### 設問:
下のテスト自動化に関する文書抜粋を読み、次の問いに答えてください。
1. 自動テストのメリットとして、人が休んでいるときに関して何が挙げられていますか。
2. 自動テストの初期導入コストは、手動テストと比べてどれくらいかかるとされていますか。
3. 自動テストが行う「チェッキング」では、何を確認しますか。

### 文書抜粋:
# # # # #

つまり、自動テストは台数を増やせばその分の効果を確実に計算しやすいのに対し、手動テストは人数を増やしてもその分の効果を得られるかどうかは増やす人次第となります。単純には計算できないのです。
では続いて自動テストと手動テストとの違いをふまえて、自動テストのメリットとデメリットについて解説します。
自動テストのメリット・デメリットを知る
テスト自動化をはじめるにあたり、自動テストによって解決できる課題を認識するためメリットとデメリットを知る必要があります。
①効率化・省力化
自動テストのテスト実施における高い生産性による効率化・省力化を得られます。一方で自動テストツールのアップデートなどによるタスク増や、テスト自動化に向かないテストを自動化したことにより、自動テストによる高い生産性を活かせないものがあります。
メリット
- 夜間や休日など、人の休んでいるときにテストを実施できる
- 手動テストでは非現実的な大ボリュームのテストを実施できる
デメリット
- 自動化ツールのバージョンアップによる検証が必要となる
- テスト自動化に向かないテストがある
②コスト
効率化・省力化できるかできないかに影響します。高い生産性を期待できるテスト実施についてはコスト削減が見込めますが、テスト自動化の導入による増えるタスクについてはコスト増加します。
メリット
- テストの実施コストを削減できる
デメリット
- 自動化ツールのライセンス費用・ライセンス更新費用が発生する
- 初期導入コストが手動テストによるテストの数倍~数十倍かかる
- 自動化ツールのバージョンアップによる検証、テスト自動化スクリプトの保守が必要
- 自動テスト実施結果の分析コストがかかる
③テストの質
自動テストは「こう動かなければならない・動いてはいけない」のみを確認するチェッキングを行います。一方で、手動テストは人の経験や知見に依存する部分もあり、柔軟な不具合の検出ができます。
メリット
- 人為的ミスを防止し正確にテスト実施できる
- テスト実施したいときに実施できるので、バグの早期発見が期待できる
デメリット
- 書いていることしか確認しないため、柔軟な不具合検出が難しい
- 常にテストが成功する状態を保つため、保守・運用体制の確保が必要
以上が、代表的なテスト自動化のメリット・デメリットです。メリットだけでなく、デメリットも考慮して、テスト自動化によって解決できる課題を見出す必要があります。
テスト自動化の目的の定義
テスト自動化は「なんとなく」「とりあえず」で導入すると思わぬ失敗を招きます。失敗しないためにも、「テスト自動化によって何を解決したいのか」の目的を定義する必要があります。そこで実際にあったテスト自動化で解決した課題を3つ紹介します。
①自動テストによりテスト頻度をあげ、デグレードを早期発見する
この課題を適用したプロジェクトは、「テストしているプロダクトのデグレードが頻発し、テスト工数が増えている」といった問題を抱えていました。増えているテスト工数を削減するための自動テスト導入で踏み切ったプロジェクトでしたが、自動テストを構築して実施してもデグレードが減ることがありませんでした。
また、デグレードがおきることにより、自動テストが失敗ばかりとなり、失敗がスクリプトのミスなのかバグによるものなのかを切り分ける作業に追われました。つまり、自動テストの実行をより早い段階で実施しなければ、デグレードが組み込まれたシステムを後のフェーズでいくら自動化しても効果が薄い結果となりました。

# # # # #

### データ行:
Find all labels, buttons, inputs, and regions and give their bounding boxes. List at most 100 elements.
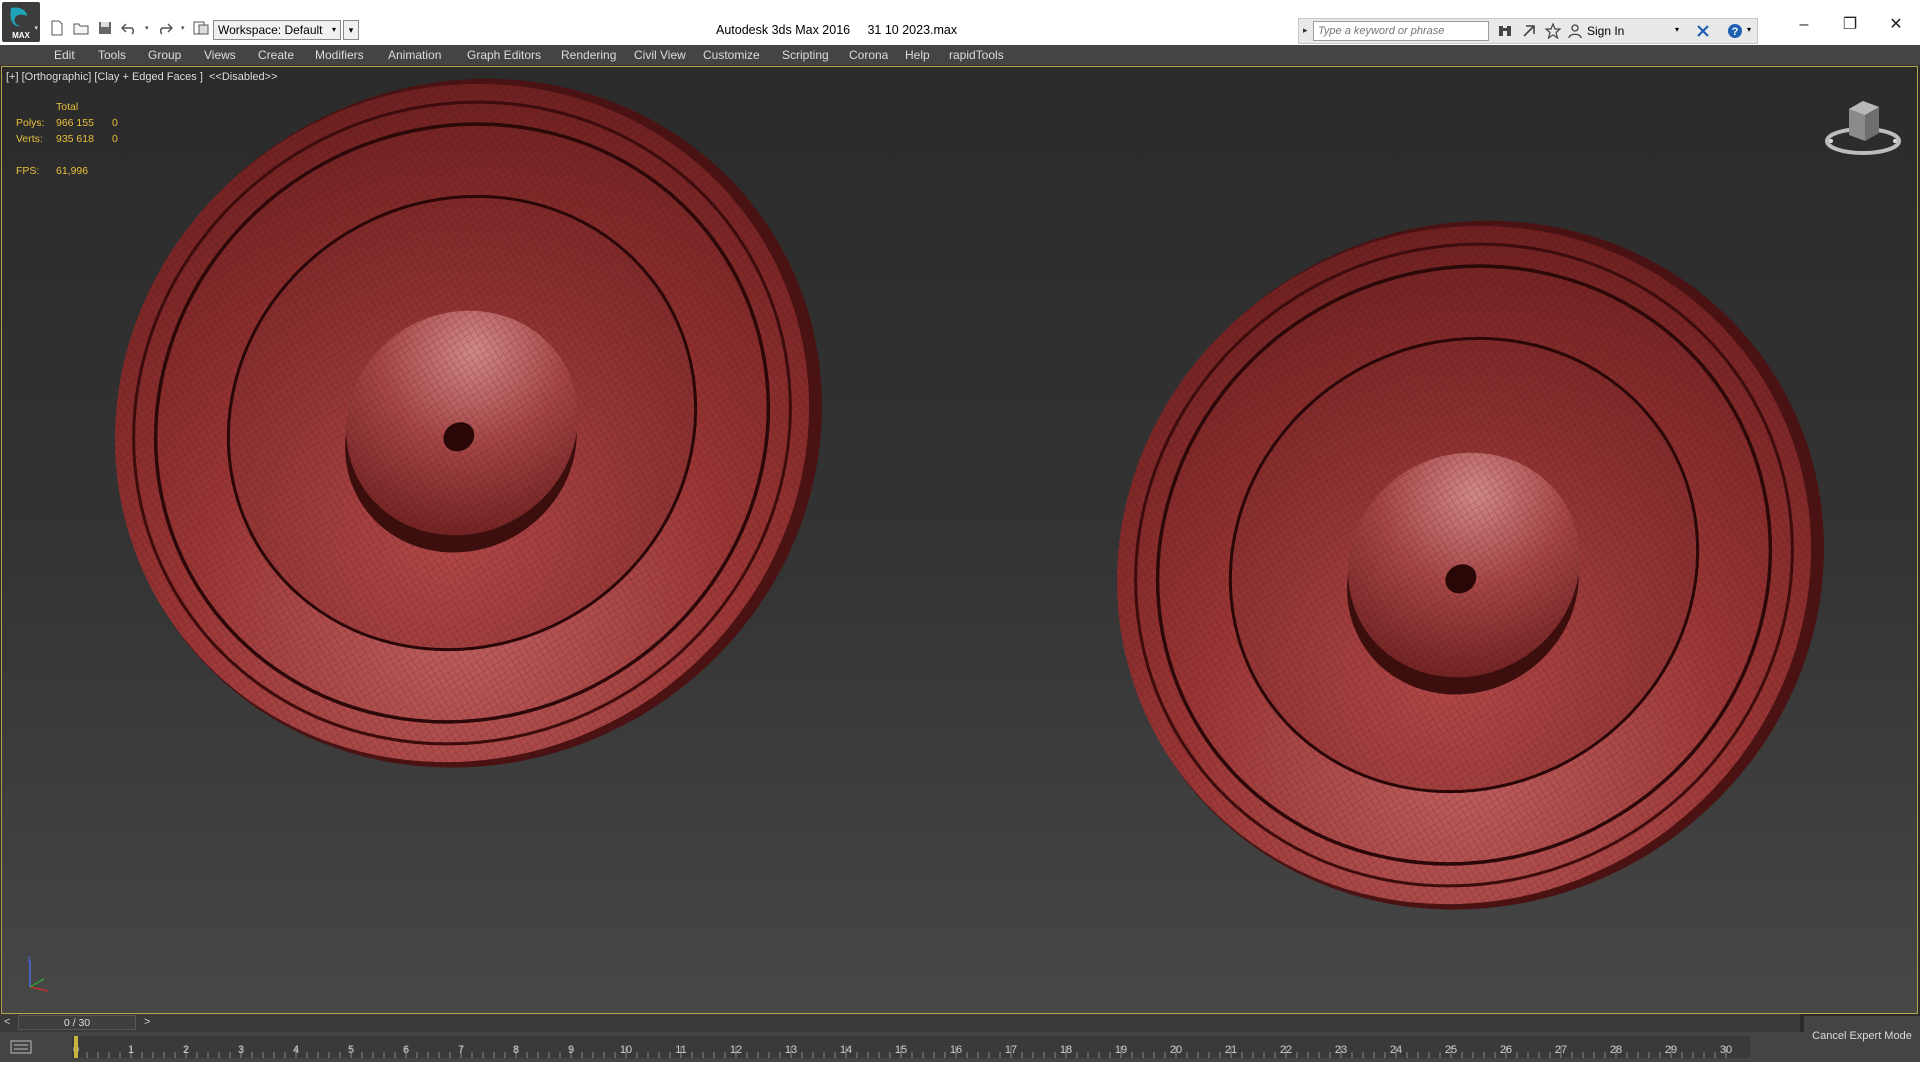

# # # # #

### 解答例:
1. 夜間や休日など、人が休んでいるときにテストを実施できることです。
2. 手動テストの数倍~数十倍かかるとされています。
3. 「こう動かなければならない・動いてはいけない」ということのみを確認します。